BEGIN Data to use

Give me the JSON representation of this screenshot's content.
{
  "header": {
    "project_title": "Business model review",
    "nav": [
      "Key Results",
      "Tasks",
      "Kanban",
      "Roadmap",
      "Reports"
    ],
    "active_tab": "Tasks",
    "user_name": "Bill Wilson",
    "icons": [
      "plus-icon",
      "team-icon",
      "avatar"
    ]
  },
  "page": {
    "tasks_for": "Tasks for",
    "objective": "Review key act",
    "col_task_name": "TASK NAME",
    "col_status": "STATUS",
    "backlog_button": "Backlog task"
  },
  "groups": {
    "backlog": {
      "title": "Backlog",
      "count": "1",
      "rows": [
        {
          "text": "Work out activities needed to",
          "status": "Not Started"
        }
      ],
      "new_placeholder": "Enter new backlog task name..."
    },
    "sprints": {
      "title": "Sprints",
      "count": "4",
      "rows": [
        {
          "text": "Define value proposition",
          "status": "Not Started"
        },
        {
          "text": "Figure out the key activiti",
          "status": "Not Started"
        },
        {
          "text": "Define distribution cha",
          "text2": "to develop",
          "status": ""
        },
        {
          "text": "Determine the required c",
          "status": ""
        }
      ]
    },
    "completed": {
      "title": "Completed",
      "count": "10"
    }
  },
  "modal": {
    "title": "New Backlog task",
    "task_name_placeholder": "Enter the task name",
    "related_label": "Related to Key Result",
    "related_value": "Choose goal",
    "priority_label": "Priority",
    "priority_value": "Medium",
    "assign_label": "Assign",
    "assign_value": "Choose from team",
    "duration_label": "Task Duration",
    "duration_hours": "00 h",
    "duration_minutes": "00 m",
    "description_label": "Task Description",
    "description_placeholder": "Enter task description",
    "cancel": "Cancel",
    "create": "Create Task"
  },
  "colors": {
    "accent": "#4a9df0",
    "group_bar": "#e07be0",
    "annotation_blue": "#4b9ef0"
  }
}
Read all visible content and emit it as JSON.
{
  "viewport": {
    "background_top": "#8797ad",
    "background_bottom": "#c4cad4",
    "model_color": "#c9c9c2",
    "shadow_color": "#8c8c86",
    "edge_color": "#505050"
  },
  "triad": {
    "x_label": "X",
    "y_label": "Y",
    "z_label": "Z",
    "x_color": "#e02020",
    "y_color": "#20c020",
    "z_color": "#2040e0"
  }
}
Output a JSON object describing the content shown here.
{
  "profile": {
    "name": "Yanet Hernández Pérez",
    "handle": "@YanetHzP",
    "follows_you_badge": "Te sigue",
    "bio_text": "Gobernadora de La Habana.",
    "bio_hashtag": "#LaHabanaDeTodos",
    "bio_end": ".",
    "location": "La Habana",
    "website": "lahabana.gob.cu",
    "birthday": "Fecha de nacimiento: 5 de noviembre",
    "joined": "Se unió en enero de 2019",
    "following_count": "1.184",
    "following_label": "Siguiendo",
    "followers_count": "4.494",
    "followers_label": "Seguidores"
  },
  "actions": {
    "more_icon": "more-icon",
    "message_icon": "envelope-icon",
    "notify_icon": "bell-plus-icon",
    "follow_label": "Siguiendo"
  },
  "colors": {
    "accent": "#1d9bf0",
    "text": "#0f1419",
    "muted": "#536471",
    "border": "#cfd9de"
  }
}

END Data to use

Requirements:
Each line in the material above must be retyped without alteration.

Full solution:
Give me the JSON representation of this screenshot's content.
{
  "header": {
    "project_title": "Business model review",
    "nav": [
      "Key Results",
      "Tasks",
      "Kanban",
      "Roadmap",
      "Reports"
    ],
    "active_tab": "Tasks",
    "user_name": "Bill Wilson",
    "icons": [
      "plus-icon",
      "team-icon",
      "avatar"
    ]
  },
  "page": {
    "tasks_for": "Tasks for",
    "objective": "Review key act",
    "col_task_name": "TASK NAME",
    "col_status": "STATUS",
    "backlog_button": "Backlog task"
  },
  "groups": {
    "backlog": {
      "title": "Backlog",
      "count": "1",
      "rows": [
        {
          "text": "Work out activities needed to",
          "status": "Not Started"
        }
      ],
      "new_placeholder": "Enter new backlog task name..."
    },
    "sprints": {
      "title": "Sprints",
      "count": "4",
      "rows": [
        {
          "text": "Define value proposition",
          "status": "Not Started"
        },
        {
          "text": "Figure out the key activiti",
          "status": "Not Started"
        },
        {
          "text": "Define distribution cha",
          "text2": "to develop",
          "status": ""
        },
        {
          "text": "Determine the required c",
          "status": ""
        }
      ]
    },
    "completed": {
      "title": "Completed",
      "count": "10"
    }
  },
  "modal": {
    "title": "New Backlog task",
    "task_name_placeholder": "Enter the task name",
    "related_label": "Related to Key Result",
    "related_value": "Choose goal",
    "priority_label": "Priority",
    "priority_value": "Medium",
    "assign_label": "Assign",
    "assign_value": "Choose from team",
    "duration_label": "Task Duration",
    "duration_hours": "00 h",
    "duration_minutes": "00 m",
    "description_label": "Task Description",
    "description_placeholder": "Enter task description",
    "cancel": "Cancel",
    "create": "Create Task"
  },
  "colors": {
    "accent": "#4a9df0",
    "group_bar": "#e07be0",
    "annotation_blue": "#4b9ef0"
  }
}
Read all visible content and emit it as JSON.
{
  "viewport": {
    "background_top": "#8797ad",
    "background_bottom": "#c4cad4",
    "model_color": "#c9c9c2",
    "shadow_color": "#8c8c86",
    "edge_color": "#505050"
  },
  "triad": {
    "x_label": "X",
    "y_label": "Y",
    "z_label": "Z",
    "x_color": "#e02020",
    "y_color": "#20c020",
    "z_color": "#2040e0"
  }
}
Output a JSON object describing the content shown here.
{
  "profile": {
    "name": "Yanet Hernández Pérez",
    "handle": "@YanetHzP",
    "follows_you_badge": "Te sigue",
    "bio_text": "Gobernadora de La Habana.",
    "bio_hashtag": "#LaHabanaDeTodos",
    "bio_end": ".",
    "location": "La Habana",
    "website": "lahabana.gob.cu",
    "birthday": "Fecha de nacimiento: 5 de noviembre",
    "joined": "Se unió en enero de 2019",
    "following_count": "1.184",
    "following_label": "Siguiendo",
    "followers_count": "4.494",
    "followers_label": "Seguidores"
  },
  "actions": {
    "more_icon": "more-icon",
    "message_icon": "envelope-icon",
    "notify_icon": "bell-plus-icon",
    "follow_label": "Siguiendo"
  },
  "colors": {
    "accent": "#1d9bf0",
    "text": "#0f1419",
    "muted": "#536471",
    "border": "#cfd9de"
  }
}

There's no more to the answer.